SET TASK
Set down the material once more, exactly as it appears.

ENTRIES
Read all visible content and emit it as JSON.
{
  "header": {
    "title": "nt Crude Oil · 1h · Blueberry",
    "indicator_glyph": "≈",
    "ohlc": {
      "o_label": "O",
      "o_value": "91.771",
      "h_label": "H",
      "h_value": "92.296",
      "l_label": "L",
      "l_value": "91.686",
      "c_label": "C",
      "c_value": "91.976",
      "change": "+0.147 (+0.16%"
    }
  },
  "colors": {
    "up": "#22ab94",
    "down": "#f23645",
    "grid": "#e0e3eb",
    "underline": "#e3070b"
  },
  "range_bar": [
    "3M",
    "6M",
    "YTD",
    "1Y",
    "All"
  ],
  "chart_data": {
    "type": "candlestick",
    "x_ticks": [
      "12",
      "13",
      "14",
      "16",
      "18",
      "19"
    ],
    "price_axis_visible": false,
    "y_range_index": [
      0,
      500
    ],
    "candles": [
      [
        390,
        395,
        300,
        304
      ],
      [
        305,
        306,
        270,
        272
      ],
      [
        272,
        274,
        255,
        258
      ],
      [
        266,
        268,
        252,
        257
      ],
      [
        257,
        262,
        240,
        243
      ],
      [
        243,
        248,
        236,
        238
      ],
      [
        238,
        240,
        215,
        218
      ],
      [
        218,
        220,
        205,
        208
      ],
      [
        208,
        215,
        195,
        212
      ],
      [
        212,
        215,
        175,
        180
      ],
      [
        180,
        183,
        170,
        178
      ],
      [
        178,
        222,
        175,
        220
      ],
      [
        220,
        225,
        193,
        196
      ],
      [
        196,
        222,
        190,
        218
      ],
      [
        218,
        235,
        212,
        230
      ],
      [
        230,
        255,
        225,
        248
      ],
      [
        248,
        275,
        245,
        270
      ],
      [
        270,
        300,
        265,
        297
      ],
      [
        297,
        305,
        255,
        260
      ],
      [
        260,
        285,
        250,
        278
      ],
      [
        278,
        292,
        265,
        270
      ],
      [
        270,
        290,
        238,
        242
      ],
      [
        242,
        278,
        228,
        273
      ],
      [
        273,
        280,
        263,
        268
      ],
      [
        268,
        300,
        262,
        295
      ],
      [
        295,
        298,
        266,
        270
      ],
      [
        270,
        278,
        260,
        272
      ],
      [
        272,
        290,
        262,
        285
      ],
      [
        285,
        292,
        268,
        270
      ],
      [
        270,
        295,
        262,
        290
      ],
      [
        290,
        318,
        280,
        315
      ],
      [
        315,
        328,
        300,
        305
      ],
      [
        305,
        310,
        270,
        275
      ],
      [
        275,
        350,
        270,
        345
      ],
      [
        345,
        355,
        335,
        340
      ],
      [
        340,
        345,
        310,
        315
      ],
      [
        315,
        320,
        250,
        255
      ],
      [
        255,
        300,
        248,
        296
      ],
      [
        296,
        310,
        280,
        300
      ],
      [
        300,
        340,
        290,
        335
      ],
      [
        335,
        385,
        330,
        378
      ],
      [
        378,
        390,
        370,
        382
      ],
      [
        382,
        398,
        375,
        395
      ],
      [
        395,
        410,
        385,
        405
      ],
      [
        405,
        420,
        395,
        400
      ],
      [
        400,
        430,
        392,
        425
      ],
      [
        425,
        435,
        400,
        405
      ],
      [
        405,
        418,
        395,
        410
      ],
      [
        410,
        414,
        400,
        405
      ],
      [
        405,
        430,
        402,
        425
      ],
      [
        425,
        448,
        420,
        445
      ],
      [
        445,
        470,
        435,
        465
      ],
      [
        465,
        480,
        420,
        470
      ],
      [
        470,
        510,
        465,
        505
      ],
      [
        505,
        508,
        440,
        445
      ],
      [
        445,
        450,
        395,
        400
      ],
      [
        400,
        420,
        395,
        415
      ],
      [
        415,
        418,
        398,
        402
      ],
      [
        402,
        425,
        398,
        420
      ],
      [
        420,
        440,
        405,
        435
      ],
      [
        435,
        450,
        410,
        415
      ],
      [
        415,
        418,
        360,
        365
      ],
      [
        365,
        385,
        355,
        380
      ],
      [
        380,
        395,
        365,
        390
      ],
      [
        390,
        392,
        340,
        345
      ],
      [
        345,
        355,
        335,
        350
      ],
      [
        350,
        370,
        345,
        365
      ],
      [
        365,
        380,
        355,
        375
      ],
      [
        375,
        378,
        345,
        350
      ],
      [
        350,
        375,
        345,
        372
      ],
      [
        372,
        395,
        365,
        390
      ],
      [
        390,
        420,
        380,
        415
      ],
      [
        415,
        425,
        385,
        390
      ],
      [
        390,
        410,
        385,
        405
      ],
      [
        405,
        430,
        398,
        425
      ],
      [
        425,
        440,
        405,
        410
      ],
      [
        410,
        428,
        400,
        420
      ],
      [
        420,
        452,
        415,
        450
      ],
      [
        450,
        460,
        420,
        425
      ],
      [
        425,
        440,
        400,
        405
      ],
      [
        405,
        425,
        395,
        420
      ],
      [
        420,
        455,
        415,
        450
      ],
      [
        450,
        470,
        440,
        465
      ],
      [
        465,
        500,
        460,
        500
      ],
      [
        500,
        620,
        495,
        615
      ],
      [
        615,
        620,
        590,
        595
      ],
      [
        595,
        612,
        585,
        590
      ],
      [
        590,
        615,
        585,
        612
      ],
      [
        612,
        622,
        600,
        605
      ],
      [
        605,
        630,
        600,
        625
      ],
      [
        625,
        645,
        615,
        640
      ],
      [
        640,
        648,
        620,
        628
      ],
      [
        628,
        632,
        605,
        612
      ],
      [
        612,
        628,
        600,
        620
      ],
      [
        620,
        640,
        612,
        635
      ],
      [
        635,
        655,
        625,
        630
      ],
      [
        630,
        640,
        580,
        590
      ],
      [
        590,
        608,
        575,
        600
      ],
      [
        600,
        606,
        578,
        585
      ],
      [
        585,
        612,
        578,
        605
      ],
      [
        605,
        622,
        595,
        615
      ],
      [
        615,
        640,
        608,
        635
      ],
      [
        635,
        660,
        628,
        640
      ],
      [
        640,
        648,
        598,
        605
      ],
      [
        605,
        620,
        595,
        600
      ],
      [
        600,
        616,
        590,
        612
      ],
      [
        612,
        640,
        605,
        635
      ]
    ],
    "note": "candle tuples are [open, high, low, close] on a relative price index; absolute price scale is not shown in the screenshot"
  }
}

TASK RESPONSE
Read all visible content and emit it as JSON.
{
  "header": {
    "title": "nt Crude Oil · 1h · Blueberry",
    "indicator_glyph": "≈",
    "ohlc": {
      "o_label": "O",
      "o_value": "91.771",
      "h_label": "H",
      "h_value": "92.296",
      "l_label": "L",
      "l_value": "91.686",
      "c_label": "C",
      "c_value": "91.976",
      "change": "+0.147 (+0.16%"
    }
  },
  "colors": {
    "up": "#22ab94",
    "down": "#f23645",
    "grid": "#e0e3eb",
    "underline": "#e3070b"
  },
  "range_bar": [
    "3M",
    "6M",
    "YTD",
    "1Y",
    "All"
  ],
  "chart_data": {
    "type": "candlestick",
    "x_ticks": [
      "12",
      "13",
      "14",
      "16",
      "18",
      "19"
    ],
    "price_axis_visible": false,
    "y_range_index": [
      0,
      500
    ],
    "candles": [
      [
        390,
        395,
        300,
        304
      ],
      [
        305,
        306,
        270,
        272
      ],
      [
        272,
        274,
        255,
        258
      ],
      [
        266,
        268,
        252,
        257
      ],
      [
        257,
        262,
        240,
        243
      ],
      [
        243,
        248,
        236,
        238
      ],
      [
        238,
        240,
        215,
        218
      ],
      [
        218,
        220,
        205,
        208
      ],
      [
        208,
        215,
        195,
        212
      ],
      [
        212,
        215,
        175,
        180
      ],
      [
        180,
        183,
        170,
        178
      ],
      [
        178,
        222,
        175,
        220
      ],
      [
        220,
        225,
        193,
        196
      ],
      [
        196,
        222,
        190,
        218
      ],
      [
        218,
        235,
        212,
        230
      ],
      [
        230,
        255,
        225,
        248
      ],
      [
        248,
        275,
        245,
        270
      ],
      [
        270,
        300,
        265,
        297
      ],
      [
        297,
        305,
        255,
        260
      ],
      [
        260,
        285,
        250,
        278
      ],
      [
        278,
        292,
        265,
        270
      ],
      [
        270,
        290,
        238,
        242
      ],
      [
        242,
        278,
        228,
        273
      ],
      [
        273,
        280,
        263,
        268
      ],
      [
        268,
        300,
        262,
        295
      ],
      [
        295,
        298,
        266,
        270
      ],
      [
        270,
        278,
        260,
        272
      ],
      [
        272,
        290,
        262,
        285
      ],
      [
        285,
        292,
        268,
        270
      ],
      [
        270,
        295,
        262,
        290
      ],
      [
        290,
        318,
        280,
        315
      ],
      [
        315,
        328,
        300,
        305
      ],
      [
        305,
        310,
        270,
        275
      ],
      [
        275,
        350,
        270,
        345
      ],
      [
        345,
        355,
        335,
        340
      ],
      [
        340,
        345,
        310,
        315
      ],
      [
        315,
        320,
        250,
        255
      ],
      [
        255,
        300,
        248,
        296
      ],
      [
        296,
        310,
        280,
        300
      ],
      [
        300,
        340,
        290,
        335
      ],
      [
        335,
        385,
        330,
        378
      ],
      [
        378,
        390,
        370,
        382
      ],
      [
        382,
        398,
        375,
        395
      ],
      [
        395,
        410,
        385,
        405
      ],
      [
        405,
        420,
        395,
        400
      ],
      [
        400,
        430,
        392,
        425
      ],
      [
        425,
        435,
        400,
        405
      ],
      [
        405,
        418,
        395,
        410
      ],
      [
        410,
        414,
        400,
        405
      ],
      [
        405,
        430,
        402,
        425
      ],
      [
        425,
        448,
        420,
        445
      ],
      [
        445,
        470,
        435,
        465
      ],
      [
        465,
        480,
        420,
        470
      ],
      [
        470,
        510,
        465,
        505
      ],
      [
        505,
        508,
        440,
        445
      ],
      [
        445,
        450,
        395,
        400
      ],
      [
        400,
        420,
        395,
        415
      ],
      [
        415,
        418,
        398,
        402
      ],
      [
        402,
        425,
        398,
        420
      ],
      [
        420,
        440,
        405,
        435
      ],
      [
        435,
        450,
        410,
        415
      ],
      [
        415,
        418,
        360,
        365
      ],
      [
        365,
        385,
        355,
        380
      ],
      [
        380,
        395,
        365,
        390
      ],
      [
        390,
        392,
        340,
        345
      ],
      [
        345,
        355,
        335,
        350
      ],
      [
        350,
        370,
        345,
        365
      ],
      [
        365,
        380,
        355,
        375
      ],
      [
        375,
        378,
        345,
        350
      ],
      [
        350,
        375,
        345,
        372
      ],
      [
        372,
        395,
        365,
        390
      ],
      [
        390,
        420,
        380,
        415
      ],
      [
        415,
        425,
        385,
        390
      ],
      [
        390,
        410,
        385,
        405
      ],
      [
        405,
        430,
        398,
        425
      ],
      [
        425,
        440,
        405,
        410
      ],
      [
        410,
        428,
        400,
        420
      ],
      [
        420,
        452,
        415,
        450
      ],
      [
        450,
        460,
        420,
        425
      ],
      [
        425,
        440,
        400,
        405
      ],
      [
        405,
        425,
        395,
        420
      ],
      [
        420,
        455,
        415,
        450
      ],
      [
        450,
        470,
        440,
        465
      ],
      [
        465,
        500,
        460,
        500
      ],
      [
        500,
        620,
        495,
        615
      ],
      [
        615,
        620,
        590,
        595
      ],
      [
        595,
        612,
        585,
        590
      ],
      [
        590,
        615,
        585,
        612
      ],
      [
        612,
        622,
        600,
        605
      ],
      [
        605,
        630,
        600,
        625
      ],
      [
        625,
        645,
        615,
        640
      ],
      [
        640,
        648,
        620,
        628
      ],
      [
        628,
        632,
        605,
        612
      ],
      [
        612,
        628,
        600,
        620
      ],
      [
        620,
        640,
        612,
        635
      ],
      [
        635,
        655,
        625,
        630
      ],
      [
        630,
        640,
        580,
        590
      ],
      [
        590,
        608,
        575,
        600
      ],
      [
        600,
        606,
        578,
        585
      ],
      [
        585,
        612,
        578,
        605
      ],
      [
        605,
        622,
        595,
        615
      ],
      [
        615,
        640,
        608,
        635
      ],
      [
        635,
        660,
        628,
        640
      ],
      [
        640,
        648,
        598,
        605
      ],
      [
        605,
        620,
        595,
        600
      ],
      [
        600,
        616,
        590,
        612
      ],
      [
        612,
        640,
        605,
        635
      ]
    ],
    "note": "candle tuples are [open, high, low, close] on a relative price index; absolute price scale is not shown in the screenshot"
  }
}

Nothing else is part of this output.